Work to do. All entries are to be quoted exactly; the images stay out of the copy.

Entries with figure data

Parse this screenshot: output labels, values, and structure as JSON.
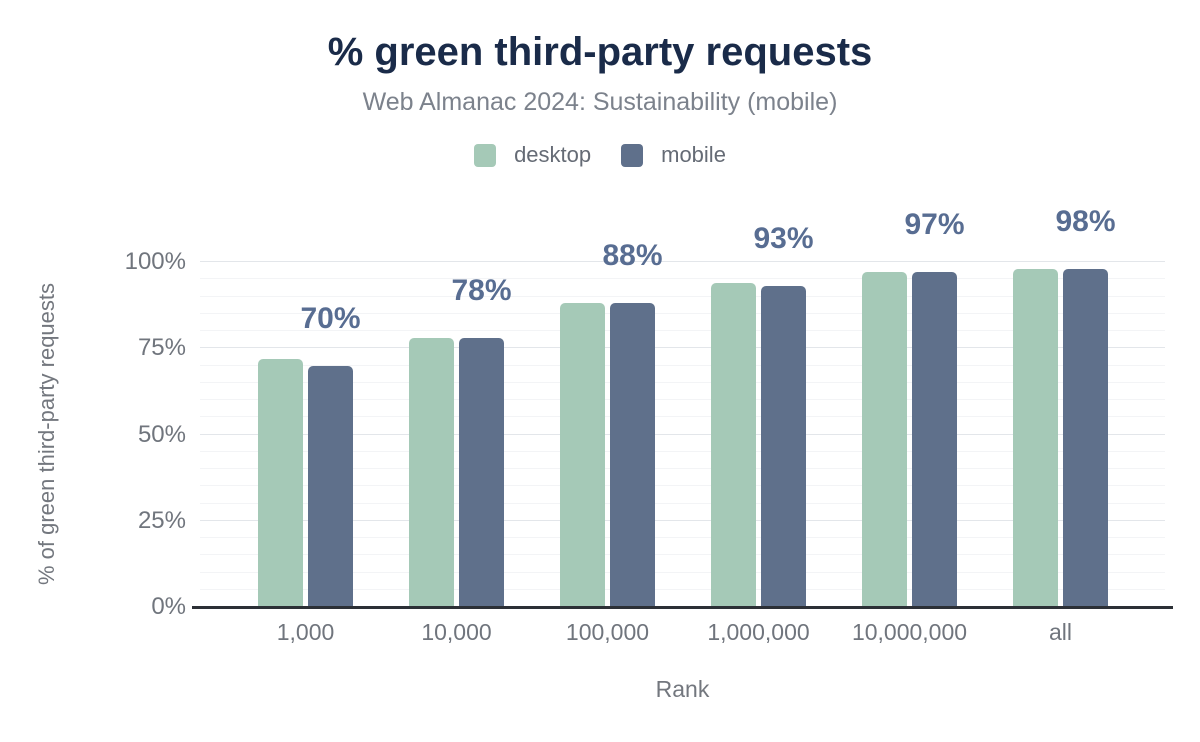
{
  "chart_data": {
    "type": "bar",
    "title": "% green third-party requests",
    "subtitle": "Web Almanac 2024: Sustainability (mobile)",
    "categories": [
      "1,000",
      "10,000",
      "100,000",
      "1,000,000",
      "10,000,000",
      "all"
    ],
    "series": [
      {
        "name": "desktop",
        "color": "#a5c9b7",
        "values": [
          72,
          78,
          88,
          94,
          97,
          98
        ]
      },
      {
        "name": "mobile",
        "color": "#5f708b",
        "values": [
          70,
          78,
          88,
          93,
          97,
          98
        ]
      }
    ],
    "bar_labels": {
      "series": "mobile",
      "values": [
        "70%",
        "78%",
        "88%",
        "93%",
        "97%",
        "98%"
      ]
    },
    "xlabel": "Rank",
    "ylabel": "% of green third-party requests",
    "ylim": [
      0,
      100
    ],
    "yticks": [
      "0%",
      "25%",
      "50%",
      "75%",
      "100%"
    ],
    "grid": {
      "on": true,
      "minor_step_pct": 5,
      "major_step_pct": 25
    },
    "legend_position": "top",
    "colors": {
      "title": "#1a2b49",
      "subtitle": "#7c828c",
      "value_label": "#586d92",
      "axis_text": "#70757d",
      "legend_text": "#656b75",
      "axis_line": "#2c3036",
      "grid_major": "#e3e6ea",
      "grid_minor": "#f3f4f6",
      "background": "#ffffff"
    }
  }
}
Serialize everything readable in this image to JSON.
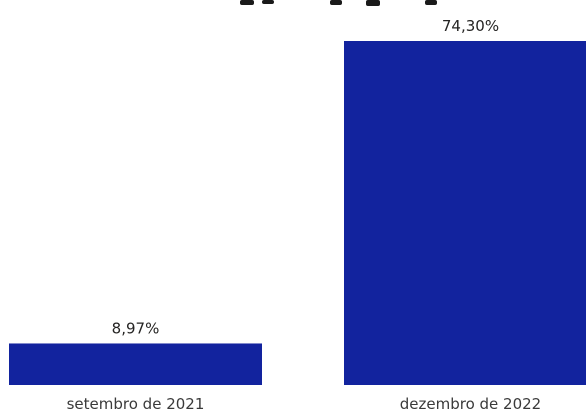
{
  "chart_data": {
    "type": "bar",
    "categories": [
      "setembro de 2021",
      "dezembro de 2022"
    ],
    "values": [
      8.97,
      74.3
    ],
    "value_labels": [
      "8,97%",
      "74,30%"
    ],
    "ylim": [
      0,
      74.3
    ],
    "grid": false,
    "legend": "none",
    "title": "",
    "xlabel": "",
    "ylabel": "",
    "colors": {
      "bar": "#12239E",
      "text": "#252423"
    }
  }
}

Correct output.
Parse this screenshot: output labels, values, and structure as JSON.
{
  "chart_data": {
    "type": "bar",
    "title": "% green third-party requests",
    "subtitle": "Web Almanac 2024: Sustainability (mobile)",
    "categories": [
      "1,000",
      "10,000",
      "100,000",
      "1,000,000",
      "10,000,000",
      "all"
    ],
    "series": [
      {
        "name": "desktop",
        "color": "#a5c9b7",
        "values": [
          72,
          78,
          88,
          94,
          97,
          98
        ]
      },
      {
        "name": "mobile",
        "color": "#5f708b",
        "values": [
          70,
          78,
          88,
          93,
          97,
          98
        ]
      }
    ],
    "bar_labels": {
      "series": "mobile",
      "values": [
        "70%",
        "78%",
        "88%",
        "93%",
        "97%",
        "98%"
      ]
    },
    "xlabel": "Rank",
    "ylabel": "% of green third-party requests",
    "ylim": [
      0,
      100
    ],
    "yticks": [
      "0%",
      "25%",
      "50%",
      "75%",
      "100%"
    ],
    "grid": {
      "on": true,
      "minor_step_pct": 5,
      "major_step_pct": 25
    },
    "legend_position": "top",
    "colors": {
      "title": "#1a2b49",
      "subtitle": "#7c828c",
      "value_label": "#586d92",
      "axis_text": "#70757d",
      "legend_text": "#656b75",
      "axis_line": "#2c3036",
      "grid_major": "#e3e6ea",
      "grid_minor": "#f3f4f6",
      "background": "#ffffff"
    }
  }
}
Serialize everything readable in this image to JSON.
{
  "chart_data": {
    "type": "bar",
    "categories": [
      "setembro de 2021",
      "dezembro de 2022"
    ],
    "values": [
      8.97,
      74.3
    ],
    "value_labels": [
      "8,97%",
      "74,30%"
    ],
    "ylim": [
      0,
      74.3
    ],
    "grid": false,
    "legend": "none",
    "title": "",
    "xlabel": "",
    "ylabel": "",
    "colors": {
      "bar": "#12239E",
      "text": "#252423"
    }
  }
}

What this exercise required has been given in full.